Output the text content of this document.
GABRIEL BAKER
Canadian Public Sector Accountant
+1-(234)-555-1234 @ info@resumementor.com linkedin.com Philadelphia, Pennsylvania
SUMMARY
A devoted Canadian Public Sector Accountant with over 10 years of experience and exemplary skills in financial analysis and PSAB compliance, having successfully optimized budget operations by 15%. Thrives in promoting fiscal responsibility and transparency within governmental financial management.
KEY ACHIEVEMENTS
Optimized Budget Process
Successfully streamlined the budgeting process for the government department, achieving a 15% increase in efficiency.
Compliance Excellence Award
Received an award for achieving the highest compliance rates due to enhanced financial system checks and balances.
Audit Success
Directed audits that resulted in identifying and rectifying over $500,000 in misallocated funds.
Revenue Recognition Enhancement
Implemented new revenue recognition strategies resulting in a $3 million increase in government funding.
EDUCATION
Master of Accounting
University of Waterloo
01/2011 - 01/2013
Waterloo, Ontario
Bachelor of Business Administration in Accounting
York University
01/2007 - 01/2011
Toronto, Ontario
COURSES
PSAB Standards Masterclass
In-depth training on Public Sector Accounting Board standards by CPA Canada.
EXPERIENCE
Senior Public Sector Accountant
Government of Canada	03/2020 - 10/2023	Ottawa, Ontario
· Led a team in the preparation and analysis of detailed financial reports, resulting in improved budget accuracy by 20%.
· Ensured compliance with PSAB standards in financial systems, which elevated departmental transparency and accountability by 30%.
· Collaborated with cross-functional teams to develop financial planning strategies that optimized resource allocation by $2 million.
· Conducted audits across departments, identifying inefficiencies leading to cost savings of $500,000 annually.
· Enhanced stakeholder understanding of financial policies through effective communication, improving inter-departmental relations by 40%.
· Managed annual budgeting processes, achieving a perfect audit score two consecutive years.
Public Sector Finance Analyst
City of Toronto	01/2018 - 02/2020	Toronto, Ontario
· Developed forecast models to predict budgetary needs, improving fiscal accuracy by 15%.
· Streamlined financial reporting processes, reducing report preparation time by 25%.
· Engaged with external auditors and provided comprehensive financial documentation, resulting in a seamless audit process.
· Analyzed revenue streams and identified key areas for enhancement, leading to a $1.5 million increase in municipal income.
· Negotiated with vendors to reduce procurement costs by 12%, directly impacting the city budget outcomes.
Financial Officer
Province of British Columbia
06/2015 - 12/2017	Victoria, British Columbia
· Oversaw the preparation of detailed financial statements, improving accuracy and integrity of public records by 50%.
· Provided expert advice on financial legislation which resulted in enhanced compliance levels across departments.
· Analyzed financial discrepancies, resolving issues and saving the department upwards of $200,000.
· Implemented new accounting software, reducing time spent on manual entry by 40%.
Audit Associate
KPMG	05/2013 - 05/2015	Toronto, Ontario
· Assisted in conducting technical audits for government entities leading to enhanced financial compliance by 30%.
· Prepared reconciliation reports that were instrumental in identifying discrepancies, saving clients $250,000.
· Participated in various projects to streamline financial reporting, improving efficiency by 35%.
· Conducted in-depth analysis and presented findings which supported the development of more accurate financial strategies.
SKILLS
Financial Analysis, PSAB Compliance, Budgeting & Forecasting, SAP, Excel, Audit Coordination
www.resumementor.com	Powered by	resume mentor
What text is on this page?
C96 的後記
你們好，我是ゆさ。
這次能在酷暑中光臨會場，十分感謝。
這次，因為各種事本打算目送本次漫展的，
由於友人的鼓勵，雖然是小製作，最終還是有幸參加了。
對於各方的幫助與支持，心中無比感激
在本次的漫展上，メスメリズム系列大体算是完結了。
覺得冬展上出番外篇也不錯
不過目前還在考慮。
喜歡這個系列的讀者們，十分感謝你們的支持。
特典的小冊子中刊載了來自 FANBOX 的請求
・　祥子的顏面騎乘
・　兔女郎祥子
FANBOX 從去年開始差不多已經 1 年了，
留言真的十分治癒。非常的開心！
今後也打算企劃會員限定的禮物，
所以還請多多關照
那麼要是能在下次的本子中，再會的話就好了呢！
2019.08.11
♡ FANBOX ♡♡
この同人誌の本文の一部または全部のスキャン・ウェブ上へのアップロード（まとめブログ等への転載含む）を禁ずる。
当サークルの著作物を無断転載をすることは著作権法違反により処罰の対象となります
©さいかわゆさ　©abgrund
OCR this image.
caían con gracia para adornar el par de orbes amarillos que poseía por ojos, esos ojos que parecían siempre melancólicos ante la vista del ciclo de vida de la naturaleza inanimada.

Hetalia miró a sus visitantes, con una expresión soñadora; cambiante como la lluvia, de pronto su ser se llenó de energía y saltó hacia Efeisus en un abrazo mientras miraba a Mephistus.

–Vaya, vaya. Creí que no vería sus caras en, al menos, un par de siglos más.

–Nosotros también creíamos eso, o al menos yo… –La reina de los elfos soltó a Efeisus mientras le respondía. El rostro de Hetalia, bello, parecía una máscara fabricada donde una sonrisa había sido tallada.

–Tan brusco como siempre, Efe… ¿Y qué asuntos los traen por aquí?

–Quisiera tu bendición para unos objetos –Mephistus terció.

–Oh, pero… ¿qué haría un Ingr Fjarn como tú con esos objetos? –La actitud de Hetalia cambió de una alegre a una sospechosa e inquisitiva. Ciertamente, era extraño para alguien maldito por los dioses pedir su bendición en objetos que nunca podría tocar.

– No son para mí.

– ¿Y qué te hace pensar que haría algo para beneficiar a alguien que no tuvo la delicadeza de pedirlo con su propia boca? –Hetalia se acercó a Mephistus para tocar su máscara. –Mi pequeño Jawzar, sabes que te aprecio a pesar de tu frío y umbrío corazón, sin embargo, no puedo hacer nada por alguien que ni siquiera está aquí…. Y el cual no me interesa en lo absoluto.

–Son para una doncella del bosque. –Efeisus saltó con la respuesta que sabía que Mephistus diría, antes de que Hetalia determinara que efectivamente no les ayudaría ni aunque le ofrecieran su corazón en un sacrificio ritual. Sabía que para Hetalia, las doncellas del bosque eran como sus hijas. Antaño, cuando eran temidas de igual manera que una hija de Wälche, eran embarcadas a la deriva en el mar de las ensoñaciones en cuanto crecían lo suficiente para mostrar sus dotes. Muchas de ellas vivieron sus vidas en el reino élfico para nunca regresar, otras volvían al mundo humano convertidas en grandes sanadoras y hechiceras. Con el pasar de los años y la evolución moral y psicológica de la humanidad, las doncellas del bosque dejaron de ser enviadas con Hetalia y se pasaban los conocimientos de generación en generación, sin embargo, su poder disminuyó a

* What is needed
Each line above must be printed exactly as it appears.

* The response
Output the text content of this document.
GABRIEL BAKER
Canadian Public Sector Accountant
+1-(234)-555-1234 @ info@resumementor.com linkedin.com Philadelphia, Pennsylvania
SUMMARY
A devoted Canadian Public Sector Accountant with over 10 years of experience and exemplary skills in financial analysis and PSAB compliance, having successfully optimized budget operations by 15%. Thrives in promoting fiscal responsibility and transparency within governmental financial management.
KEY ACHIEVEMENTS
Optimized Budget Process
Successfully streamlined the budgeting process for the government department, achieving a 15% increase in efficiency.
Compliance Excellence Award
Received an award for achieving the highest compliance rates due to enhanced financial system checks and balances.
Audit Success
Directed audits that resulted in identifying and rectifying over $500,000 in misallocated funds.
Revenue Recognition Enhancement
Implemented new revenue recognition strategies resulting in a $3 million increase in government funding.
EDUCATION
Master of Accounting
University of Waterloo
01/2011 - 01/2013
Waterloo, Ontario
Bachelor of Business Administration in Accounting
York University
01/2007 - 01/2011
Toronto, Ontario
COURSES
PSAB Standards Masterclass
In-depth training on Public Sector Accounting Board standards by CPA Canada.
EXPERIENCE
Senior Public Sector Accountant
Government of Canada	03/2020 - 10/2023	Ottawa, Ontario
· Led a team in the preparation and analysis of detailed financial reports, resulting in improved budget accuracy by 20%.
· Ensured compliance with PSAB standards in financial systems, which elevated departmental transparency and accountability by 30%.
· Collaborated with cross-functional teams to develop financial planning strategies that optimized resource allocation by $2 million.
· Conducted audits across departments, identifying inefficiencies leading to cost savings of $500,000 annually.
· Enhanced stakeholder understanding of financial policies through effective communication, improving inter-departmental relations by 40%.
· Managed annual budgeting processes, achieving a perfect audit score two consecutive years.
Public Sector Finance Analyst
City of Toronto	01/2018 - 02/2020	Toronto, Ontario
· Developed forecast models to predict budgetary needs, improving fiscal accuracy by 15%.
· Streamlined financial reporting processes, reducing report preparation time by 25%.
· Engaged with external auditors and provided comprehensive financial documentation, resulting in a seamless audit process.
· Analyzed revenue streams and identified key areas for enhancement, leading to a $1.5 million increase in municipal income.
· Negotiated with vendors to reduce procurement costs by 12%, directly impacting the city budget outcomes.
Financial Officer
Province of British Columbia
06/2015 - 12/2017	Victoria, British Columbia
· Oversaw the preparation of detailed financial statements, improving accuracy and integrity of public records by 50%.
· Provided expert advice on financial legislation which resulted in enhanced compliance levels across departments.
· Analyzed financial discrepancies, resolving issues and saving the department upwards of $200,000.
· Implemented new accounting software, reducing time spent on manual entry by 40%.
Audit Associate
KPMG	05/2013 - 05/2015	Toronto, Ontario
· Assisted in conducting technical audits for government entities leading to enhanced financial compliance by 30%.
· Prepared reconciliation reports that were instrumental in identifying discrepancies, saving clients $250,000.
· Participated in various projects to streamline financial reporting, improving efficiency by 35%.
· Conducted in-depth analysis and presented findings which supported the development of more accurate financial strategies.
SKILLS
Financial Analysis, PSAB Compliance, Budgeting & Forecasting, SAP, Excel, Audit Coordination
www.resumementor.com	Powered by	resume mentor
What text is on this page?
C96 的後記
你們好，我是ゆさ。
這次能在酷暑中光臨會場，十分感謝。
這次，因為各種事本打算目送本次漫展的，
由於友人的鼓勵，雖然是小製作，最終還是有幸參加了。
對於各方的幫助與支持，心中無比感激
在本次的漫展上，メスメリズム系列大体算是完結了。
覺得冬展上出番外篇也不錯
不過目前還在考慮。
喜歡這個系列的讀者們，十分感謝你們的支持。
特典的小冊子中刊載了來自 FANBOX 的請求
・　祥子的顏面騎乘
・　兔女郎祥子
FANBOX 從去年開始差不多已經 1 年了，
留言真的十分治癒。非常的開心！
今後也打算企劃會員限定的禮物，
所以還請多多關照
那麼要是能在下次的本子中，再會的話就好了呢！
2019.08.11
♡ FANBOX ♡♡
この同人誌の本文の一部または全部のスキャン・ウェブ上へのアップロード（まとめブログ等への転載含む）を禁ずる。
当サークルの著作物を無断転載をすることは著作権法違反により処罰の対象となります
©さいかわゆさ　©abgrund
OCR this image.
caían con gracia para adornar el par de orbes amarillos que poseía por ojos, esos ojos que parecían siempre melancólicos ante la vista del ciclo de vida de la naturaleza inanimada.

Hetalia miró a sus visitantes, con una expresión soñadora; cambiante como la lluvia, de pronto su ser se llenó de energía y saltó hacia Efeisus en un abrazo mientras miraba a Mephistus.

–Vaya, vaya. Creí que no vería sus caras en, al menos, un par de siglos más.

–Nosotros también creíamos eso, o al menos yo… –La reina de los elfos soltó a Efeisus mientras le respondía. El rostro de Hetalia, bello, parecía una máscara fabricada donde una sonrisa había sido tallada.

–Tan brusco como siempre, Efe… ¿Y qué asuntos los traen por aquí?

–Quisiera tu bendición para unos objetos –Mephistus terció.

–Oh, pero… ¿qué haría un Ingr Fjarn como tú con esos objetos? –La actitud de Hetalia cambió de una alegre a una sospechosa e inquisitiva. Ciertamente, era extraño para alguien maldito por los dioses pedir su bendición en objetos que nunca podría tocar.

– No son para mí.

– ¿Y qué te hace pensar que haría algo para beneficiar a alguien que no tuvo la delicadeza de pedirlo con su propia boca? –Hetalia se acercó a Mephistus para tocar su máscara. –Mi pequeño Jawzar, sabes que te aprecio a pesar de tu frío y umbrío corazón, sin embargo, no puedo hacer nada por alguien que ni siquiera está aquí…. Y el cual no me interesa en lo absoluto.

–Son para una doncella del bosque. –Efeisus saltó con la respuesta que sabía que Mephistus diría, antes de que Hetalia determinara que efectivamente no les ayudaría ni aunque le ofrecieran su corazón en un sacrificio ritual. Sabía que para Hetalia, las doncellas del bosque eran como sus hijas. Antaño, cuando eran temidas de igual manera que una hija de Wälche, eran embarcadas a la deriva en el mar de las ensoñaciones en cuanto crecían lo suficiente para mostrar sus dotes. Muchas de ellas vivieron sus vidas en el reino élfico para nunca regresar, otras volvían al mundo humano convertidas en grandes sanadoras y hechiceras. Con el pasar de los años y la evolución moral y psicológica de la humanidad, las doncellas del bosque dejaron de ser enviadas con Hetalia y se pasaban los conocimientos de generación en generación, sin embargo, su poder disminuyó a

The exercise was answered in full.